* **TASK OBJECTIVE**
Find the lines that contain the word "ккал" and copy each one.

* **SUPPLIED ENTRIES**
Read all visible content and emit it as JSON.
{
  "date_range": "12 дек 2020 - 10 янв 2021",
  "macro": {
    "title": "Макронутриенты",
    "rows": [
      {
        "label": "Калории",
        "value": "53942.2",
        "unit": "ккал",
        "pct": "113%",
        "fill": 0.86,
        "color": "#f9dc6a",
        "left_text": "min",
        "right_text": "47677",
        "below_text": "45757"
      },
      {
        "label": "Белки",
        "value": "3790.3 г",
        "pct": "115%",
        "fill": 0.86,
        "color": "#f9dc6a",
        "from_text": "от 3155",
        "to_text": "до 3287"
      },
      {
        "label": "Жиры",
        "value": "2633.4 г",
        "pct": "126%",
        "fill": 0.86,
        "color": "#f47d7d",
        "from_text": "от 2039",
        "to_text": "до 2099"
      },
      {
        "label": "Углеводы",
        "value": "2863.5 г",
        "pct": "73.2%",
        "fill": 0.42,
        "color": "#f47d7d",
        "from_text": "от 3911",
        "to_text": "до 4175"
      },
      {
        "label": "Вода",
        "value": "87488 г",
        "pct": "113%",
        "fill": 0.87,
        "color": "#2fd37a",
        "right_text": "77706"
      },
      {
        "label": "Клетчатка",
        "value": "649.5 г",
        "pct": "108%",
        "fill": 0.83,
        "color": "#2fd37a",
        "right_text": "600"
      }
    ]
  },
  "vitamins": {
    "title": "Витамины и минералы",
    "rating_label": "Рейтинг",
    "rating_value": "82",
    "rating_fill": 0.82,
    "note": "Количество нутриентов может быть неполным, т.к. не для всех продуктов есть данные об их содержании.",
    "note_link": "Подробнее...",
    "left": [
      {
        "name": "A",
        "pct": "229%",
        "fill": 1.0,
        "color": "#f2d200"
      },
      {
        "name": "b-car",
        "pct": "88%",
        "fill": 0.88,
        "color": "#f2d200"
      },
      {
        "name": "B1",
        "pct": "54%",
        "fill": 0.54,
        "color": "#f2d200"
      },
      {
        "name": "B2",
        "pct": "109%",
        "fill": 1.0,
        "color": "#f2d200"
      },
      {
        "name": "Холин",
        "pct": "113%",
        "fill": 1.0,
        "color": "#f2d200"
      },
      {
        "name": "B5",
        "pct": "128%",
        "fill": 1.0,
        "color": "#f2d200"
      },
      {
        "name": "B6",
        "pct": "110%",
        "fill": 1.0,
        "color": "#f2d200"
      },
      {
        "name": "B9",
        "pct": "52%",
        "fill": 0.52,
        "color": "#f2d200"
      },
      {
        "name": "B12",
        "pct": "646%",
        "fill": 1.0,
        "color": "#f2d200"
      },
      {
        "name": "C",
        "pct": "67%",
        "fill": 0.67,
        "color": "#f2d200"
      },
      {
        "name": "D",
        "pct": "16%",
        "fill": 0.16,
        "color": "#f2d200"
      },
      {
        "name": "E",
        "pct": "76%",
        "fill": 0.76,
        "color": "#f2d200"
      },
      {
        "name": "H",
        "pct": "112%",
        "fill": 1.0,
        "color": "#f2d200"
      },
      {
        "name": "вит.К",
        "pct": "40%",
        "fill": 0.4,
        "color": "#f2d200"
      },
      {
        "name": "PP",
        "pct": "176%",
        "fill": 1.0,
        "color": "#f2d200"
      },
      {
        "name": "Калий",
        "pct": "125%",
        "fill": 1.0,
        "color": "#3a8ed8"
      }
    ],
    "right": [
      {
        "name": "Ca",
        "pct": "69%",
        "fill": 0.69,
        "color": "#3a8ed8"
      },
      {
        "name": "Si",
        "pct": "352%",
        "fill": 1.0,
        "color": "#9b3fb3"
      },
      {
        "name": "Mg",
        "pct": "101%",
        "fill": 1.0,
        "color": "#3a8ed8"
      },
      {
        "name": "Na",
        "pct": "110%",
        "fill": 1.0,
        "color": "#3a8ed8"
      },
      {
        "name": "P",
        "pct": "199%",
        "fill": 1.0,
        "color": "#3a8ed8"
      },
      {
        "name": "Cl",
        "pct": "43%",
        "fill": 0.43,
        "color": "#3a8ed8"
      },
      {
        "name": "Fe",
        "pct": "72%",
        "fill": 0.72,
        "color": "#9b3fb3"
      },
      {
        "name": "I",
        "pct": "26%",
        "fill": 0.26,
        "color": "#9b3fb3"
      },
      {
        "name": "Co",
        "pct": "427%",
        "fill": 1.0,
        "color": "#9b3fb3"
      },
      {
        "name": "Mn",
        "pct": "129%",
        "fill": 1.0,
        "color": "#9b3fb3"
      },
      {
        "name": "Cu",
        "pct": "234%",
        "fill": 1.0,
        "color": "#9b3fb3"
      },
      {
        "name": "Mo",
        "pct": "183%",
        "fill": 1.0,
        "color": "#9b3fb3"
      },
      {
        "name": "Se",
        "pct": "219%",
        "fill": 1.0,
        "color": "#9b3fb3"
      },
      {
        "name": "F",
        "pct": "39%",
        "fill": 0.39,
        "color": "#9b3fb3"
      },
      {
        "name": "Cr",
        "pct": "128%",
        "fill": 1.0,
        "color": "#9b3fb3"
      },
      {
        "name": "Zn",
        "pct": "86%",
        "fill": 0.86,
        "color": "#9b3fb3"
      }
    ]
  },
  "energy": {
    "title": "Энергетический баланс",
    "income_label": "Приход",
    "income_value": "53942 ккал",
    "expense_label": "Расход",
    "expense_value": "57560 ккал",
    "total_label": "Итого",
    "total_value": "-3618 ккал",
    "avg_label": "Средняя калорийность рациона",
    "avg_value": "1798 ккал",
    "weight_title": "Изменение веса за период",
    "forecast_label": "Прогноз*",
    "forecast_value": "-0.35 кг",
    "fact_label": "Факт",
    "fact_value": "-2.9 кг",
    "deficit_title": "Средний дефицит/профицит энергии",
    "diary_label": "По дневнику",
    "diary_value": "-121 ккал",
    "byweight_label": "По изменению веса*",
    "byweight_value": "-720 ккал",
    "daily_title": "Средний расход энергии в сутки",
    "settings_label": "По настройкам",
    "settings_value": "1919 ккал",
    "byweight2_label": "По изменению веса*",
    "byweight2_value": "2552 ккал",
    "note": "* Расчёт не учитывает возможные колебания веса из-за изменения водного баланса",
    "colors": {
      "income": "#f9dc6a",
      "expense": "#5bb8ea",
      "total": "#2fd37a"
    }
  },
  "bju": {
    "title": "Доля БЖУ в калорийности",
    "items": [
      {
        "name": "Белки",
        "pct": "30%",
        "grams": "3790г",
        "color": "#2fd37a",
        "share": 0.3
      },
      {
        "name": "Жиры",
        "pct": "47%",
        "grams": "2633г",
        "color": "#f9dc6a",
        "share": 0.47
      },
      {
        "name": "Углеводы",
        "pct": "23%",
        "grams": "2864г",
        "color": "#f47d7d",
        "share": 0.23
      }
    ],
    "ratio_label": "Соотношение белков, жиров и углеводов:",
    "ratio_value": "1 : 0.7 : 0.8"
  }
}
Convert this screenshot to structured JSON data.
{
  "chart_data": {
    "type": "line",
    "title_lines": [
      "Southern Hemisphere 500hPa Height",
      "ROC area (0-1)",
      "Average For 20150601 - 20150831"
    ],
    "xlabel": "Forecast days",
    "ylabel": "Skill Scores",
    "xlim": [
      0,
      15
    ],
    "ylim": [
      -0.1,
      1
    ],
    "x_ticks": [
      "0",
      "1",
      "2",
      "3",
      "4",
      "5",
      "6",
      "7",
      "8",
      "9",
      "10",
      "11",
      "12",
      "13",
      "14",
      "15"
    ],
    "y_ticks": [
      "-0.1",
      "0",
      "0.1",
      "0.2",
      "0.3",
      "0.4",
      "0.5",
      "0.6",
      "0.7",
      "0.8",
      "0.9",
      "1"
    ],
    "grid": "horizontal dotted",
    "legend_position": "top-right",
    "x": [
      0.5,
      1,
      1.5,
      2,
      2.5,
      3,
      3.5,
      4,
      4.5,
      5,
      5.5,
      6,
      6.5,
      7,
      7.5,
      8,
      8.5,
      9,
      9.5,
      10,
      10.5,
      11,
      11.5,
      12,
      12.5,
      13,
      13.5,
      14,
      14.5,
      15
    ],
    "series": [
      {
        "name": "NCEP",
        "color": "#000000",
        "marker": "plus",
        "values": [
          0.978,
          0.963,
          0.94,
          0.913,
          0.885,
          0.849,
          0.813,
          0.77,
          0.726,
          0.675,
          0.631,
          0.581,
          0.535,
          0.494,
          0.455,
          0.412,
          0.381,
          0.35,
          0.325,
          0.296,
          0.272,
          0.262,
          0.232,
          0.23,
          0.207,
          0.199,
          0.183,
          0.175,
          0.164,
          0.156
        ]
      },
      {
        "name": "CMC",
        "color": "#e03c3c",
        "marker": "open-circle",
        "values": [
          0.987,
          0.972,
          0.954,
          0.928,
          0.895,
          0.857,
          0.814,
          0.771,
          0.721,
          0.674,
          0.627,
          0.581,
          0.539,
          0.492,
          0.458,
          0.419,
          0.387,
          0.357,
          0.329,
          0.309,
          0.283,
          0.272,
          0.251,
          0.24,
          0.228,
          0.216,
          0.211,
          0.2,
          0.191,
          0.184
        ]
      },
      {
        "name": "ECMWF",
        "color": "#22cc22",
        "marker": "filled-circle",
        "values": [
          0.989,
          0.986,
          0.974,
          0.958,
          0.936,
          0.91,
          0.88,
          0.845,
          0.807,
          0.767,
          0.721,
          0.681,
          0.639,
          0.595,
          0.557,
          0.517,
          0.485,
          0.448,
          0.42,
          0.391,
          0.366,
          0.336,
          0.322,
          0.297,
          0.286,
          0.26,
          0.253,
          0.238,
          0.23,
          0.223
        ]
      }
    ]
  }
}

* **SOLUTION BELOW**
        "unit": "ккал",
    "income_value": "53942 ккал",
    "expense_value": "57560 ккал",
    "total_value": "-3618 ккал",
    "avg_value": "1798 ккал",
    "diary_value": "-121 ккал",
    "byweight_value": "-720 ккал",
    "settings_value": "1919 ккал",
    "byweight2_value": "2552 ккал",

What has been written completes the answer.